▸ Task goal: Check every line of the entries below for the word "JSON", and copy the ones that have it.

▸ Records provided:

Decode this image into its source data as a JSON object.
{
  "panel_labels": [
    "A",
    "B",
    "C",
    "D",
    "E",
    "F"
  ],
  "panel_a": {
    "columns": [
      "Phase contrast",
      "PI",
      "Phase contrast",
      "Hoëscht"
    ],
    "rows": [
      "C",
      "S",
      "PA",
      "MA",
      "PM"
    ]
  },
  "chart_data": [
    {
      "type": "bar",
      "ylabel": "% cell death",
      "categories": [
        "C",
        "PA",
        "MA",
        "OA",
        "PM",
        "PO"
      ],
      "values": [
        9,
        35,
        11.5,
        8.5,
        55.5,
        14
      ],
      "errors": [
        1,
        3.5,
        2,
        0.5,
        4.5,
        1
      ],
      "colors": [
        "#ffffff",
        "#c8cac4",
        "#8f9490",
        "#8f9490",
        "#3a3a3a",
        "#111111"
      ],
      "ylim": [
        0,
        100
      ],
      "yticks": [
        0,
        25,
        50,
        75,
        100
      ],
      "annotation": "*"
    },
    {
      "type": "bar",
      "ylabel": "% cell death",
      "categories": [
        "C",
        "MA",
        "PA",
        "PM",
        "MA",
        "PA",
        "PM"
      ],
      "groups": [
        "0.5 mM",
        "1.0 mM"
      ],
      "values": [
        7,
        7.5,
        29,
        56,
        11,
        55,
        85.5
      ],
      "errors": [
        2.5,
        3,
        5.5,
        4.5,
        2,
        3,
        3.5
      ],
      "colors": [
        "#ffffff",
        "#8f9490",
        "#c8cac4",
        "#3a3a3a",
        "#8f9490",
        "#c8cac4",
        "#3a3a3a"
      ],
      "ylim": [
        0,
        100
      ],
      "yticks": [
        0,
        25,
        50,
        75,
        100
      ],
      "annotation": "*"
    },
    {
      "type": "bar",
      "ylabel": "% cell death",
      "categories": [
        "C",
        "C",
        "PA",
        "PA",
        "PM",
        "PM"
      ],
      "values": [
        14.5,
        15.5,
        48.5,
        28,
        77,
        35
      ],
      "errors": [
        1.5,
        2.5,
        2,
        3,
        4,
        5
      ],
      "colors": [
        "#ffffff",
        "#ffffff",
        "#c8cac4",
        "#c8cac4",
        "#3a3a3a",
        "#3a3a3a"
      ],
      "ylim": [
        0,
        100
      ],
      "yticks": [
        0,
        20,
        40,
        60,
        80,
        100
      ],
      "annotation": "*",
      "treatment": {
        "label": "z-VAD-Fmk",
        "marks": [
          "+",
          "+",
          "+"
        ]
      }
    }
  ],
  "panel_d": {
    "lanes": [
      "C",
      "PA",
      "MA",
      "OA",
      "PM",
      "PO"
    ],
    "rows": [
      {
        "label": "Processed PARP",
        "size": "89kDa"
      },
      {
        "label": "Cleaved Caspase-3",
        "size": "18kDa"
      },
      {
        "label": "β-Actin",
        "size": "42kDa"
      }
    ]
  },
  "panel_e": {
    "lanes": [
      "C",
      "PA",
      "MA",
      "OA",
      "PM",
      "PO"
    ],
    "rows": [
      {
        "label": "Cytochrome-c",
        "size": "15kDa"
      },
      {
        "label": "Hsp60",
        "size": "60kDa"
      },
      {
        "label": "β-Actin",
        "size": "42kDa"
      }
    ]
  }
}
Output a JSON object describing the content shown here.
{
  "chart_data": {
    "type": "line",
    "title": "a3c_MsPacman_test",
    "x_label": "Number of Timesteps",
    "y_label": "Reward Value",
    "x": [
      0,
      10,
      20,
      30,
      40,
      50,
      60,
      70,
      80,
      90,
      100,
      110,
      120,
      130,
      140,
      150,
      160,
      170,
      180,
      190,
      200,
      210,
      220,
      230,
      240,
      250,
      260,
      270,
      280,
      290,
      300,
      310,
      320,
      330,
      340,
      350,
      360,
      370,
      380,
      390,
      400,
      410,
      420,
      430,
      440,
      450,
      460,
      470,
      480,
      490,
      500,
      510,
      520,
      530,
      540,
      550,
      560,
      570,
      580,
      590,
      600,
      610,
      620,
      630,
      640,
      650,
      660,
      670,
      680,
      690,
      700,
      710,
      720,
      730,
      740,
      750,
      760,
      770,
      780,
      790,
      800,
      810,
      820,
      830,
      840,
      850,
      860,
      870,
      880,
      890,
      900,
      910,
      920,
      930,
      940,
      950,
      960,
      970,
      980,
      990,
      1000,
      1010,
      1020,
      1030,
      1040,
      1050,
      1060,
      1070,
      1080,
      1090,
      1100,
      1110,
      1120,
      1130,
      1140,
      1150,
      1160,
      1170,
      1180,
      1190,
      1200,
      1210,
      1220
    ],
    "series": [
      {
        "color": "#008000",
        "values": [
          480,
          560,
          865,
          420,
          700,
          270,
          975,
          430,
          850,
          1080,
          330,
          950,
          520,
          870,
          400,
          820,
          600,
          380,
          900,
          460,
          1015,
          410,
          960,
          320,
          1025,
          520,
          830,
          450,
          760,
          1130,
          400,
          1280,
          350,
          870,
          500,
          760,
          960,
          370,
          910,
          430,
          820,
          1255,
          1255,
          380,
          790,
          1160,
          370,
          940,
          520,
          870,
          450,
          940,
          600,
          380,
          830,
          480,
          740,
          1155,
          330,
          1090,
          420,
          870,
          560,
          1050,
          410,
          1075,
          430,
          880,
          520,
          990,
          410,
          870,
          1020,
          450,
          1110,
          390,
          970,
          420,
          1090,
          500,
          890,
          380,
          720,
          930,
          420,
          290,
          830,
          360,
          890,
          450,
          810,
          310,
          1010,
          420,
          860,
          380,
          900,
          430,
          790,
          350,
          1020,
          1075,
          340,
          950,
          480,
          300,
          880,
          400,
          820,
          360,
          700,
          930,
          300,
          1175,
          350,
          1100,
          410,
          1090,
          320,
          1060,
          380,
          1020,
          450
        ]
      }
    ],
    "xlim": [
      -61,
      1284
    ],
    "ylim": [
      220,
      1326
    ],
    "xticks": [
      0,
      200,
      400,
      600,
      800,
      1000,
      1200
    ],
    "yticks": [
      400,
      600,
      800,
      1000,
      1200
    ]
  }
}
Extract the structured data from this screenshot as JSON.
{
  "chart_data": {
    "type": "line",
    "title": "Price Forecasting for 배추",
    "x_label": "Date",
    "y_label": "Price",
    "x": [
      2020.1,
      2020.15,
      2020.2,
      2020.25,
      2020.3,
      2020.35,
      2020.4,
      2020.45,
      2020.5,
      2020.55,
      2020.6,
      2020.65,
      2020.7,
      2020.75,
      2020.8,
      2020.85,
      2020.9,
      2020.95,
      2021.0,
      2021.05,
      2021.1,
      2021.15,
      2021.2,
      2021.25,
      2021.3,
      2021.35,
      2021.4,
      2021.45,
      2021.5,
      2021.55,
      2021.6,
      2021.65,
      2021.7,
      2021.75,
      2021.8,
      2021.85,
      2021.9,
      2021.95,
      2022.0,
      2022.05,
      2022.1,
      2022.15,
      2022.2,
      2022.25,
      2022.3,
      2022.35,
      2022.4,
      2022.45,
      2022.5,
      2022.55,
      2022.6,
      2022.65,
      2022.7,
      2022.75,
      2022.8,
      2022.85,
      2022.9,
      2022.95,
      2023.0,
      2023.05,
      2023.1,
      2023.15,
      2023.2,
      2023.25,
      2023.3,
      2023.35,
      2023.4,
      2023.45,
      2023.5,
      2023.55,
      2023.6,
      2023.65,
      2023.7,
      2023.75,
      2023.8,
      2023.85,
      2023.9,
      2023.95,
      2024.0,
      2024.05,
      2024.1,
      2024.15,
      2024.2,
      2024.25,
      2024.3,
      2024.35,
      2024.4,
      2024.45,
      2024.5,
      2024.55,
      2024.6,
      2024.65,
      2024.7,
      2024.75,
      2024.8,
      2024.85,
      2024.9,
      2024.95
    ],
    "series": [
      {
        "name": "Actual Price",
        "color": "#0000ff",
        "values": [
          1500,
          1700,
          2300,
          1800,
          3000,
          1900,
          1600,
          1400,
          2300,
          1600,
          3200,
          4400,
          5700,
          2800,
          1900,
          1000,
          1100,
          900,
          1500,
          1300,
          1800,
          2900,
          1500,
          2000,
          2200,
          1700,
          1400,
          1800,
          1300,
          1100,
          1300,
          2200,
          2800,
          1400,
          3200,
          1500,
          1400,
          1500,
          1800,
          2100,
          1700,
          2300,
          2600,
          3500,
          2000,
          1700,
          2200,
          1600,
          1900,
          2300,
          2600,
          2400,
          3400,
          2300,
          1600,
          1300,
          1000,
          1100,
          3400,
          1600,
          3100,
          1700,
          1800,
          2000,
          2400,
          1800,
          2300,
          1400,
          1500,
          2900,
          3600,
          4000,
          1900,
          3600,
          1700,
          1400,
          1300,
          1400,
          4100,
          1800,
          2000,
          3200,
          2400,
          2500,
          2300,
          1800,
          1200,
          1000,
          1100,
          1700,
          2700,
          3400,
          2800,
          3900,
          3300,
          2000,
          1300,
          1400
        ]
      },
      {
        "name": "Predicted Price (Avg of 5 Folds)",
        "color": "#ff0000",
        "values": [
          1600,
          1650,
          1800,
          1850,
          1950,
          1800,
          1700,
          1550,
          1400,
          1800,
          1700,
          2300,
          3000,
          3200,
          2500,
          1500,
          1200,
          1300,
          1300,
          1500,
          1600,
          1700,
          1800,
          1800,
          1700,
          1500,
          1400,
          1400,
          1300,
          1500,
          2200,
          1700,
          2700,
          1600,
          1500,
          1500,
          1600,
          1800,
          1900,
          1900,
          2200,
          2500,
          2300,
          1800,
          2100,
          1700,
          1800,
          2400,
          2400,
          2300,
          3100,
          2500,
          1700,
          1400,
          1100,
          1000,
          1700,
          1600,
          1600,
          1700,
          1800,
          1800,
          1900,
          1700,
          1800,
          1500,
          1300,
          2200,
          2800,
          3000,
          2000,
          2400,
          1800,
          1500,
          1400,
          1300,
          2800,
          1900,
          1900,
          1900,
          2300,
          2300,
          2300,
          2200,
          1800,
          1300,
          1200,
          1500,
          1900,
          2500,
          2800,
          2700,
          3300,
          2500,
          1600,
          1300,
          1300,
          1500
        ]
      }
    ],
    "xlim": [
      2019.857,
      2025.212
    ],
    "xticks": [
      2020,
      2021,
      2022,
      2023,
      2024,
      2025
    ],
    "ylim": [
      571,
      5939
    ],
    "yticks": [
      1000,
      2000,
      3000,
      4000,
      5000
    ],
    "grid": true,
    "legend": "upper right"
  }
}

▸ Result below:
Decode this image into its source data as a JSON object.
Output a JSON object describing the content shown here.
Extract the structured data from this screenshot as JSON.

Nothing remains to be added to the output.